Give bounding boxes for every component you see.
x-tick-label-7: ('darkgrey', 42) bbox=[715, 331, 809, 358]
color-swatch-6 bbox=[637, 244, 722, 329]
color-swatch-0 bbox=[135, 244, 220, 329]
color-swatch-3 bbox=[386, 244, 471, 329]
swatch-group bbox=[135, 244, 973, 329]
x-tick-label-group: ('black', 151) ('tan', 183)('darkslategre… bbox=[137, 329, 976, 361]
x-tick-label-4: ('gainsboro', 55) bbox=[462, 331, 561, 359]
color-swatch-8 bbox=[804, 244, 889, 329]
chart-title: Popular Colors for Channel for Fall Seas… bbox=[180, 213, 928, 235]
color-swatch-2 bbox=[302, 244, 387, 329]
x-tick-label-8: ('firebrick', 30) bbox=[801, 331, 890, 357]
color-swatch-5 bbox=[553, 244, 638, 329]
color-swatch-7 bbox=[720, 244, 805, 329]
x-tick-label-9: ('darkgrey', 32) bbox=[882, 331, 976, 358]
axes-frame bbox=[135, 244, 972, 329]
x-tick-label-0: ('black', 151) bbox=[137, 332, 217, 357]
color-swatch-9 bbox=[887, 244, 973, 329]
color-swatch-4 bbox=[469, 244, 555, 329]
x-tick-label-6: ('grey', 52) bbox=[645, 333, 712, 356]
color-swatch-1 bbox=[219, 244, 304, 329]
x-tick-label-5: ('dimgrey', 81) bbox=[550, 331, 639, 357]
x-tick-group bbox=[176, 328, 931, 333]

◇ ◇ ◇ ◇ ◇

[EXERCISE GOAL]
Write out everything from the start of the material down to the line containing "color-swatch-2 bbox=[302, 244, 387, 329]", both ends included.

[TASK SOLUTION]
Give bounding boxes for every component you see.
x-tick-label-7: ('darkgrey', 42) bbox=[715, 331, 809, 358]
color-swatch-6 bbox=[637, 244, 722, 329]
color-swatch-0 bbox=[135, 244, 220, 329]
color-swatch-3 bbox=[386, 244, 471, 329]
swatch-group bbox=[135, 244, 973, 329]
x-tick-label-group: ('black', 151) ('tan', 183)('darkslategre… bbox=[137, 329, 976, 361]
x-tick-label-4: ('gainsboro', 55) bbox=[462, 331, 561, 359]
color-swatch-8 bbox=[804, 244, 889, 329]
chart-title: Popular Colors for Channel for Fall Seas… bbox=[180, 213, 928, 235]
color-swatch-2 bbox=[302, 244, 387, 329]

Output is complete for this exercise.